— Begin Dataset entries —

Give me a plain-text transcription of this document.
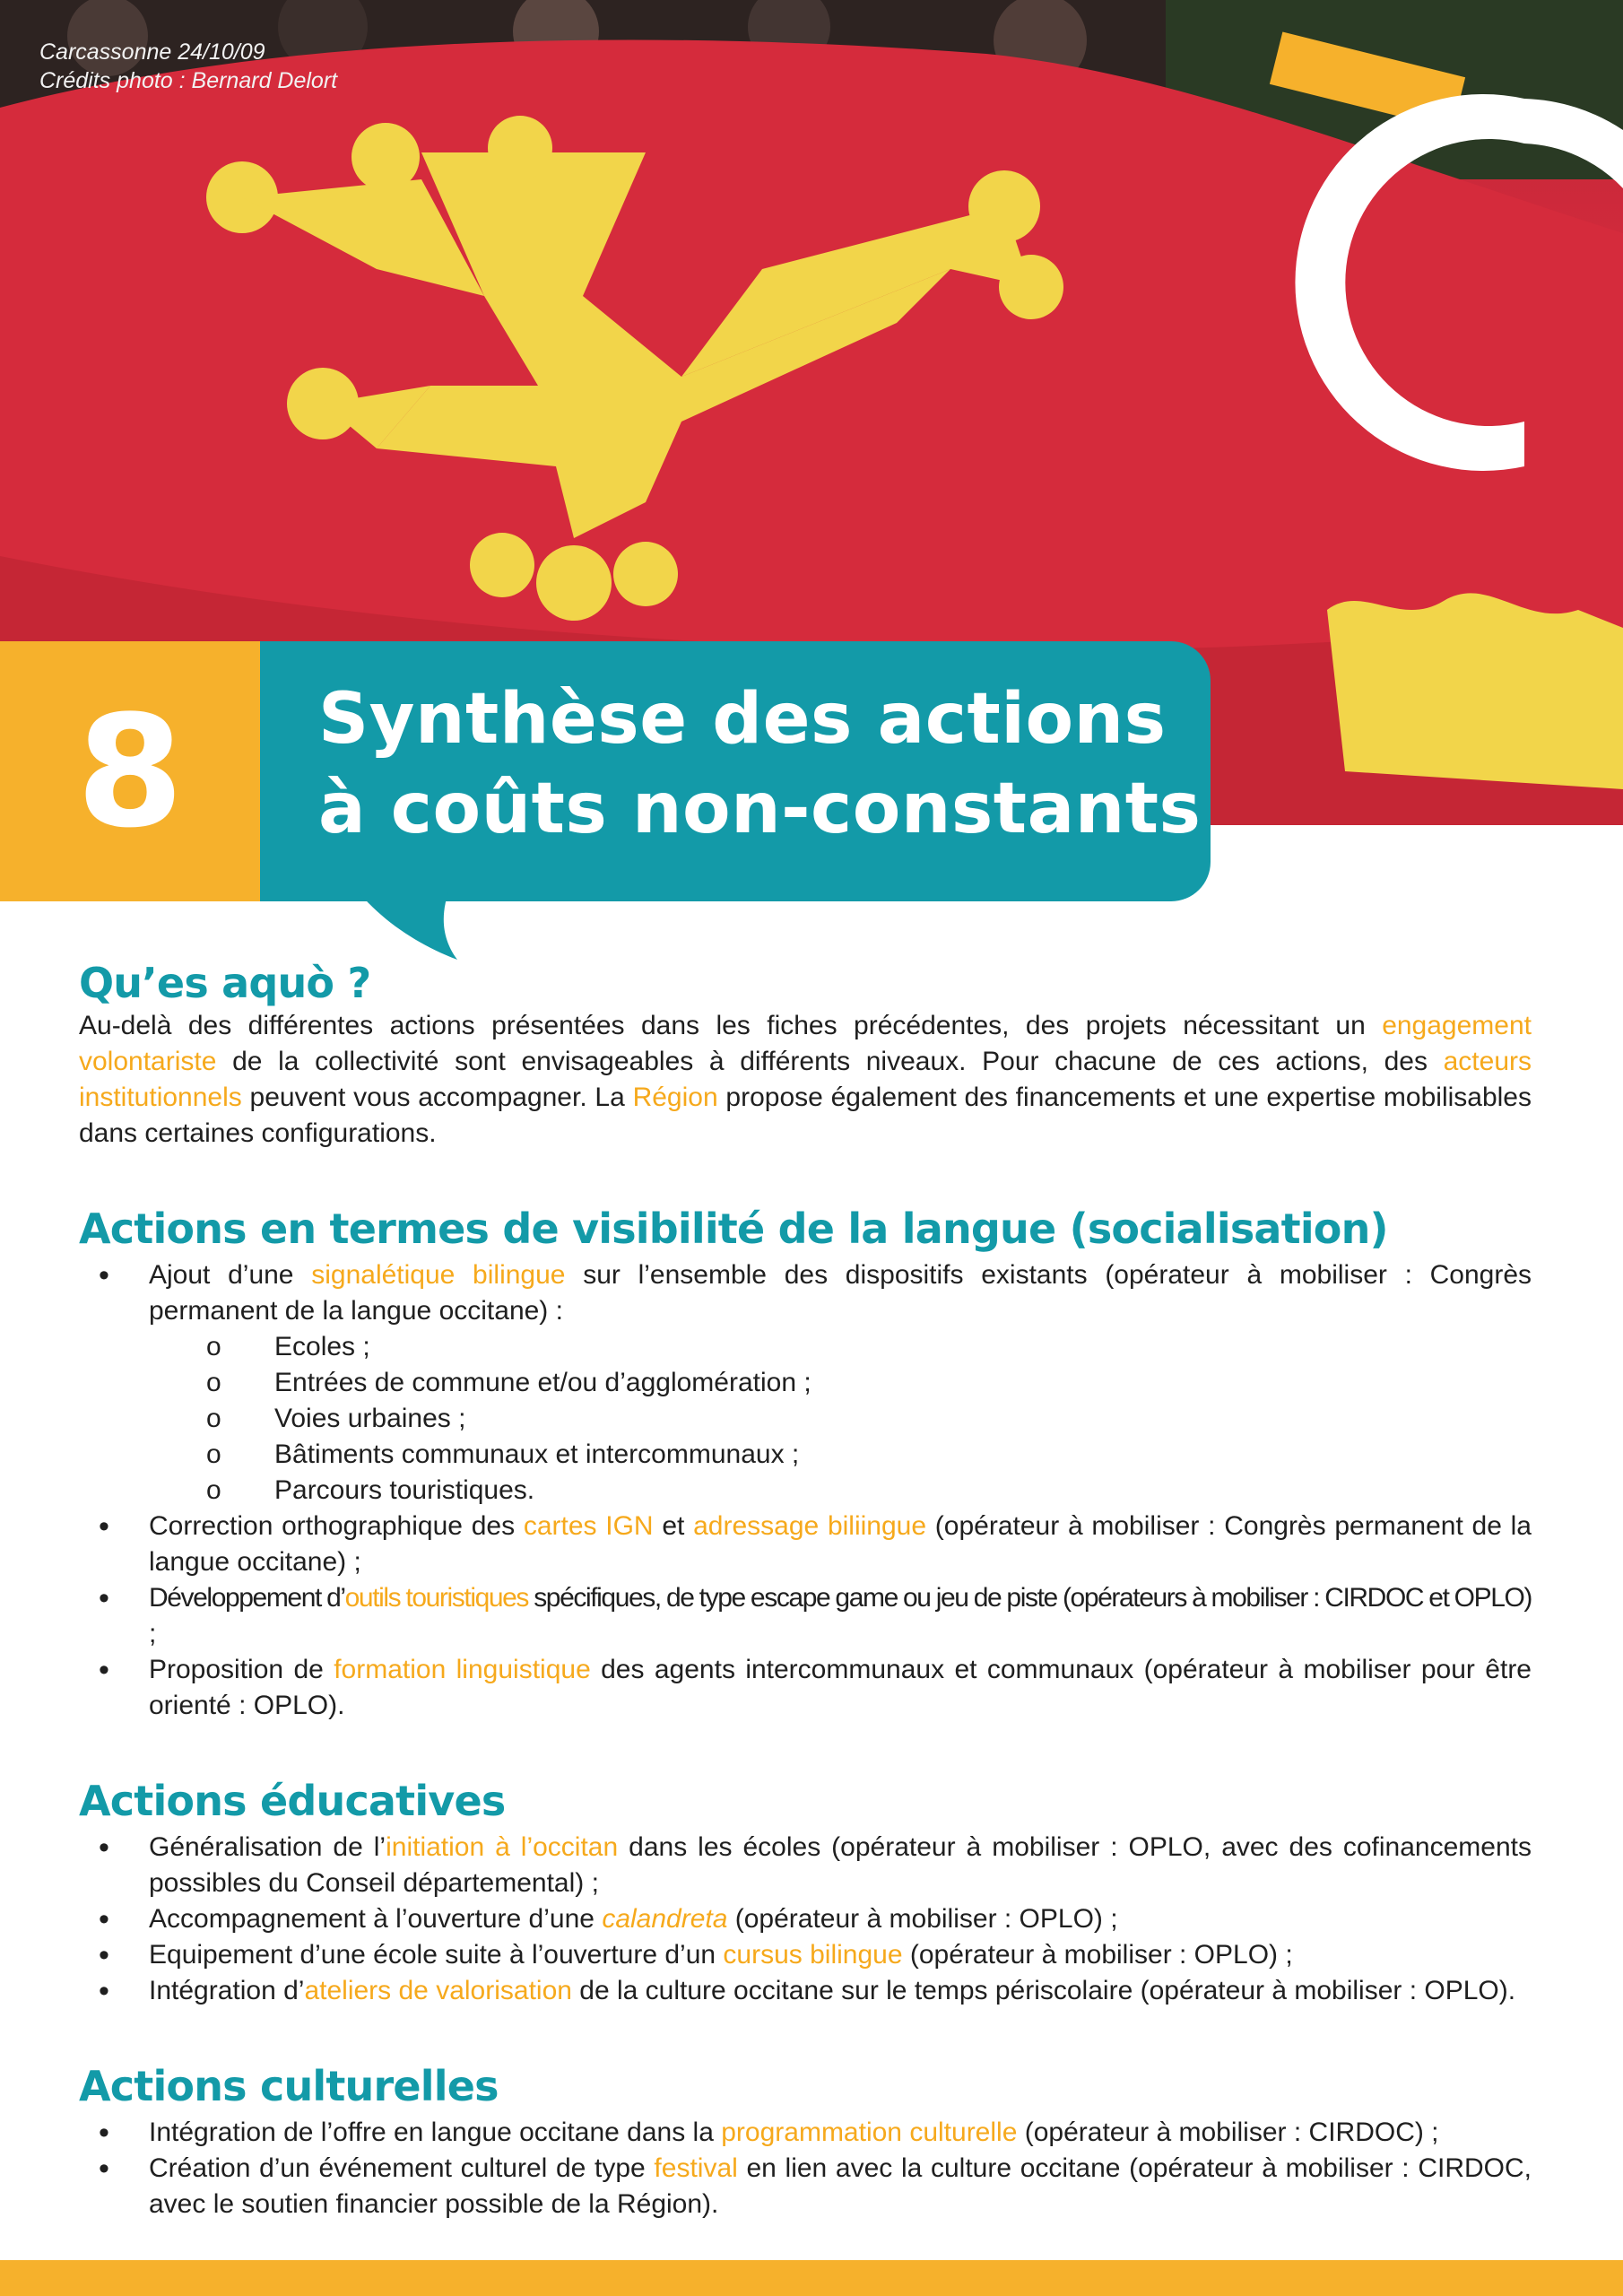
Carcassonne 24/10/09
Crédits photo : Bernard Delort
8 Synthèse des actions
à coûts non-constants
Qu’es aquò ?

Au-delà des différentes actions présentées dans les fiches précédentes, des projets nécessitant un engagement volontariste de la collectivité sont envisageables à différents niveaux. Pour chacune de ces actions, des acteurs institutionnels peuvent vous accompagner. La Région propose également des financements et une expertise mobilisables dans certaines configurations.

Actions en termes de visibilité de la langue (socialisation)
• Ajout d’une signalétique bilingue sur l’ensemble des dispositifs existants (opérateur à mobiliser : Congrès permanent de la langue occitane) :
o Ecoles ;
o Entrées de commune et/ou d’agglomération ;
o Voies urbaines ;
o Bâtiments communaux et intercommunaux ;
o Parcours touristiques.
• Correction orthographique des cartes IGN et adressage biliingue (opérateur à mobiliser : Congrès permanent de la langue occitane) ;
• Développement d’outils touristiques spécifiques, de type escape game ou jeu de piste (opérateurs à mobiliser : CIRDOC et OPLO) ;
• Proposition de formation linguistique des agents intercommunaux et communaux (opérateur à mobiliser pour être orienté : OPLO).
Actions éducatives
• Généralisation de l’initiation à l’occitan dans les écoles (opérateur à mobiliser : OPLO, avec des cofinancements possibles du Conseil départemental) ;
• Accompagnement à l’ouverture d’une calandreta (opérateur à mobiliser : OPLO) ;
• Equipement d’une école suite à l’ouverture d’un cursus bilingue (opérateur à mobiliser : OPLO) ;
• Intégration d’ateliers de valorisation de la culture occitane sur le temps périscolaire (opérateur à mobiliser : OPLO).
Actions culturelles
• Intégration de l’offre en langue occitane dans la programmation culturelle (opérateur à mobiliser : CIRDOC) ;
• Création d’un événement culturel de type festival en lien avec la culture occitane (opérateur à mobiliser : CIRDOC, avec le soutien financier possible de la Région).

— End Dataset entries —

◆ **Stated problem**: Your task is to report how many lines of the material include the string "communaux". Give the number and no other words.

◆ **The solution**: 2